EXERCISE OBJECTIVE. Format every line of the listing below as one string in a JSON list, omitting any blank lines.

**** PROVIDED DATA ****

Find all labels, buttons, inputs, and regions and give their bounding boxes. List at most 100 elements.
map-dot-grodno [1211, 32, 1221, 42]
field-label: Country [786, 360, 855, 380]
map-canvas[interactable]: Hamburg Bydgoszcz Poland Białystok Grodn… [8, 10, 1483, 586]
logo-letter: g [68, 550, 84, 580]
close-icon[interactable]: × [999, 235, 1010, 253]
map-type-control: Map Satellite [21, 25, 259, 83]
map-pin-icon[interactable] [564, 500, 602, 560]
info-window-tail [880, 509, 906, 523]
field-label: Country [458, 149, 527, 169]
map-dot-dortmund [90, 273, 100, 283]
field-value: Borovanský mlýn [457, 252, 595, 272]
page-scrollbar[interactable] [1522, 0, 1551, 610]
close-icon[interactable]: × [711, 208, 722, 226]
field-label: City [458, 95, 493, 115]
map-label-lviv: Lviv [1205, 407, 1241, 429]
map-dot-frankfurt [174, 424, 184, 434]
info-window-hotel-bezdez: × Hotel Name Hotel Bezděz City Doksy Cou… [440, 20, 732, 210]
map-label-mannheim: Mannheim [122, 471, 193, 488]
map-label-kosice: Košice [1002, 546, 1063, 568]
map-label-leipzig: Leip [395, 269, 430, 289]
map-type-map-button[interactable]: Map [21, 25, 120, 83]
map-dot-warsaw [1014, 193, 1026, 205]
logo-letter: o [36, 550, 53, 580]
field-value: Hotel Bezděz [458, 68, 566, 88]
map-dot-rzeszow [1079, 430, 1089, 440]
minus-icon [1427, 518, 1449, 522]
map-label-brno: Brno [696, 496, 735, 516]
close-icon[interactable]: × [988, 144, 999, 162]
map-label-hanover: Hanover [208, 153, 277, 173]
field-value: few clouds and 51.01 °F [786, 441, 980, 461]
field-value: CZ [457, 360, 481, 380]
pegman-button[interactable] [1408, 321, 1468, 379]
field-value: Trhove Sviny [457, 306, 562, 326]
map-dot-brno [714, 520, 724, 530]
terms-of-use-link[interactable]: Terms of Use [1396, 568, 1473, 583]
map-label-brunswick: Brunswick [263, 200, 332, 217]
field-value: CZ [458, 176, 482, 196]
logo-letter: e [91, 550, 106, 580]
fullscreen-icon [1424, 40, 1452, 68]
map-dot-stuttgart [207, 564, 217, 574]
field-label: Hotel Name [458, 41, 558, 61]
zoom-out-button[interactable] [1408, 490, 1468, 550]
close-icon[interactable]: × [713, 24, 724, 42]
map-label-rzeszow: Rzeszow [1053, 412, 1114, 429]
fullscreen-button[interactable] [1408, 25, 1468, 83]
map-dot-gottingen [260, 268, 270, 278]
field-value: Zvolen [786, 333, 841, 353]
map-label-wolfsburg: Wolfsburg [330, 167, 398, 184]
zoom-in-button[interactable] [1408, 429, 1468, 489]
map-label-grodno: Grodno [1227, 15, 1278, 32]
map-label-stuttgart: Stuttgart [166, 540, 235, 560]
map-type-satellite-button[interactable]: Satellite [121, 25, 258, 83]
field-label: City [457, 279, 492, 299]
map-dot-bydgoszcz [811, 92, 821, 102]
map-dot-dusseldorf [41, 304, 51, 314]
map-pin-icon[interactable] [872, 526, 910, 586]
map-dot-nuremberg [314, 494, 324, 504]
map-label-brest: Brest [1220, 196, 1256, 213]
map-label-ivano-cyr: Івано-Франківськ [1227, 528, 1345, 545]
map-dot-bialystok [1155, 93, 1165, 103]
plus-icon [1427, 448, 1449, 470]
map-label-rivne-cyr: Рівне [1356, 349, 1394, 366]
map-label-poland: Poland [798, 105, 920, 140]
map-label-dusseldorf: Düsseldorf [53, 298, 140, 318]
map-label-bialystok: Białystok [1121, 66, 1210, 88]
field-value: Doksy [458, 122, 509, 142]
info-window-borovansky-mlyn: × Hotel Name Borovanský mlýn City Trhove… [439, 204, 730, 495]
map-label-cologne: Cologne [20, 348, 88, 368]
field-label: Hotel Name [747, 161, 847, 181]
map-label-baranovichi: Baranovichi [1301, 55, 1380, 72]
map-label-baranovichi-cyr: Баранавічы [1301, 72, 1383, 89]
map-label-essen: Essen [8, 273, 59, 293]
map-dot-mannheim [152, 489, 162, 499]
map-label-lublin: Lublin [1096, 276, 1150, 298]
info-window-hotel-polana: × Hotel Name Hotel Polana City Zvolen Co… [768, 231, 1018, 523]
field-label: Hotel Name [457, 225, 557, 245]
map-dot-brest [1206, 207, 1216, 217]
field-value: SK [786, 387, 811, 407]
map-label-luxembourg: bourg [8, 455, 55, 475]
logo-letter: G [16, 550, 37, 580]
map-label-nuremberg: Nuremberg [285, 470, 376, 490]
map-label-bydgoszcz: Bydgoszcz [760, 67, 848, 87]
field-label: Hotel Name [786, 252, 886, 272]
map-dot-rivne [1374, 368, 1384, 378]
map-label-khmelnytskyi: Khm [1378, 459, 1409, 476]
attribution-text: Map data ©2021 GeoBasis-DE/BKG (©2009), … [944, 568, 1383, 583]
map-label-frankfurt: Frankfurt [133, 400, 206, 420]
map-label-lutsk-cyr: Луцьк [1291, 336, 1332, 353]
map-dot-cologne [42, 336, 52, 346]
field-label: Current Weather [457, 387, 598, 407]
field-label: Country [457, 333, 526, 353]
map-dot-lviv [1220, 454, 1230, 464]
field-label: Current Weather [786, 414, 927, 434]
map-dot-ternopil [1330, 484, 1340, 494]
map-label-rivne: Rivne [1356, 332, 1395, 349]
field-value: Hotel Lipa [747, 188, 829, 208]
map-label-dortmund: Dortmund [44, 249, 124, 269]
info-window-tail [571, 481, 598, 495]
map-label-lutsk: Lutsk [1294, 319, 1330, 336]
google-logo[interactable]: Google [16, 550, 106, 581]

****

SOLUTION FOR THIS TASK.
[
  "Find all labels, buttons, inputs, and regions and give their bounding boxes. List at most 100 elements.",
  "map-dot-grodno [1211, 32, 1221, 42]",
  "field-label: Country [786, 360, 855, 380]",
  "map-canvas[interactable]: Hamburg Bydgoszcz Poland Białystok Grodn… [8, 10, 1483, 586]",
  "logo-letter: g [68, 550, 84, 580]",
  "close-icon[interactable]: × [999, 235, 1010, 253]",
  "map-type-control: Map Satellite [21, 25, 259, 83]",
  "map-pin-icon[interactable] [564, 500, 602, 560]",
  "info-window-tail [880, 509, 906, 523]",
  "field-label: Country [458, 149, 527, 169]",
  "map-dot-dortmund [90, 273, 100, 283]",
  "field-value: Borovanský mlýn [457, 252, 595, 272]",
  "page-scrollbar[interactable] [1522, 0, 1551, 610]",
  "close-icon[interactable]: × [711, 208, 722, 226]",
  "field-label: City [458, 95, 493, 115]",
  "map-label-lviv: Lviv [1205, 407, 1241, 429]",
  "map-dot-frankfurt [174, 424, 184, 434]",
  "info-window-hotel-bezdez: × Hotel Name Hotel Bezděz City Doksy Cou… [440, 20, 732, 210]",
  "map-label-mannheim: Mannheim [122, 471, 193, 488]",
  "map-label-kosice: Košice [1002, 546, 1063, 568]",
  "map-label-leipzig: Leip [395, 269, 430, 289]",
  "map-type-map-button[interactable]: Map [21, 25, 120, 83]",
  "map-dot-warsaw [1014, 193, 1026, 205]",
  "logo-letter: o [36, 550, 53, 580]",
  "field-value: Hotel Bezděz [458, 68, 566, 88]",
  "map-dot-rzeszow [1079, 430, 1089, 440]",
  "minus-icon [1427, 518, 1449, 522]",
  "map-label-brno: Brno [696, 496, 735, 516]",
  "close-icon[interactable]: × [988, 144, 999, 162]",
  "map-label-hanover: Hanover [208, 153, 277, 173]",
  "field-value: few clouds and 51.01 °F [786, 441, 980, 461]",
  "field-value: CZ [457, 360, 481, 380]",
  "pegman-button[interactable] [1408, 321, 1468, 379]",
  "field-value: Trhove Sviny [457, 306, 562, 326]",
  "map-dot-brno [714, 520, 724, 530]",
  "terms-of-use-link[interactable]: Terms of Use [1396, 568, 1473, 583]",
  "map-label-brunswick: Brunswick [263, 200, 332, 217]",
  "field-value: CZ [458, 176, 482, 196]",
  "logo-letter: e [91, 550, 106, 580]",
  "fullscreen-icon [1424, 40, 1452, 68]",
  "map-dot-stuttgart [207, 564, 217, 574]",
  "field-label: Hotel Name [458, 41, 558, 61]",
  "zoom-out-button[interactable] [1408, 490, 1468, 550]",
  "close-icon[interactable]: × [713, 24, 724, 42]",
  "map-label-rzeszow: Rzeszow [1053, 412, 1114, 429]",
  "fullscreen-button[interactable] [1408, 25, 1468, 83]",
  "map-dot-gottingen [260, 268, 270, 278]",
  "field-value: Zvolen [786, 333, 841, 353]",
  "map-label-wolfsburg: Wolfsburg [330, 167, 398, 184]",
  "zoom-in-button[interactable] [1408, 429, 1468, 489]",
  "map-label-grodno: Grodno [1227, 15, 1278, 32]",
  "map-label-stuttgart: Stuttgart [166, 540, 235, 560]",
  "map-type-satellite-button[interactable]: Satellite [121, 25, 258, 83]",
  "field-label: City [457, 279, 492, 299]",
  "map-dot-bydgoszcz [811, 92, 821, 102]",
  "map-dot-dusseldorf [41, 304, 51, 314]",
  "map-pin-icon[interactable] [872, 526, 910, 586]",
  "map-dot-nuremberg [314, 494, 324, 504]",
  "map-label-brest: Brest [1220, 196, 1256, 213]",
  "map-label-ivano-cyr: Івано-Франківськ [1227, 528, 1345, 545]",
  "map-dot-bialystok [1155, 93, 1165, 103]",
  "plus-icon [1427, 448, 1449, 470]",
  "map-label-rivne-cyr: Рівне [1356, 349, 1394, 366]",
  "map-label-poland: Poland [798, 105, 920, 140]",
  "map-label-dusseldorf: Düsseldorf [53, 298, 140, 318]",
  "map-label-bialystok: Białystok [1121, 66, 1210, 88]",
  "field-value: Doksy [458, 122, 509, 142]",
  "info-window-borovansky-mlyn: × Hotel Name Borovanský mlýn City Trhove… [439, 204, 730, 495]",
  "map-label-cologne: Cologne [20, 348, 88, 368]",
  "field-label: Hotel Name [747, 161, 847, 181]",
  "map-label-baranovichi: Baranovichi [1301, 55, 1380, 72]",
  "map-label-baranovichi-cyr: Баранавічы [1301, 72, 1383, 89]",
  "map-label-essen: Essen [8, 273, 59, 293]",
  "map-dot-mannheim [152, 489, 162, 499]",
  "map-label-lublin: Lublin [1096, 276, 1150, 298]",
  "info-window-hotel-polana: × Hotel Name Hotel Polana City Zvolen Co… [768, 231, 1018, 523]",
  "field-label: Hotel Name [457, 225, 557, 245]",
  "map-dot-brest [1206, 207, 1216, 217]",
  "field-value: SK [786, 387, 811, 407]",
  "map-label-luxembourg: bourg [8, 455, 55, 475]",
  "logo-letter: G [16, 550, 37, 580]",
  "map-label-nuremberg: Nuremberg [285, 470, 376, 490]",
  "map-label-bydgoszcz: Bydgoszcz [760, 67, 848, 87]",
  "field-label: Hotel Name [786, 252, 886, 272]",
  "map-dot-rivne [1374, 368, 1384, 378]",
  "map-label-khmelnytskyi: Khm [1378, 459, 1409, 476]",
  "attribution-text: Map data ©2021 GeoBasis-DE/BKG (©2009), … [944, 568, 1383, 583]",
  "map-label-frankfurt: Frankfurt [133, 400, 206, 420]",
  "map-label-lutsk-cyr: Луцьк [1291, 336, 1332, 353]",
  "map-dot-cologne [42, 336, 52, 346]",
  "field-label: Current Weather [457, 387, 598, 407]",
  "field-label: Country [457, 333, 526, 353]",
  "map-dot-lviv [1220, 454, 1230, 464]",
  "field-label: Current Weather [786, 414, 927, 434]",
  "map-dot-ternopil [1330, 484, 1340, 494]",
  "map-label-rivne: Rivne [1356, 332, 1395, 349]",
  "field-value: Hotel Lipa [747, 188, 829, 208]",
  "map-label-dortmund: Dortmund [44, 249, 124, 269]",
  "info-window-tail [571, 481, 598, 495]",
  "map-label-lutsk: Lutsk [1294, 319, 1330, 336]",
  "google-logo[interactable]: Google [16, 550, 106, 581]"
]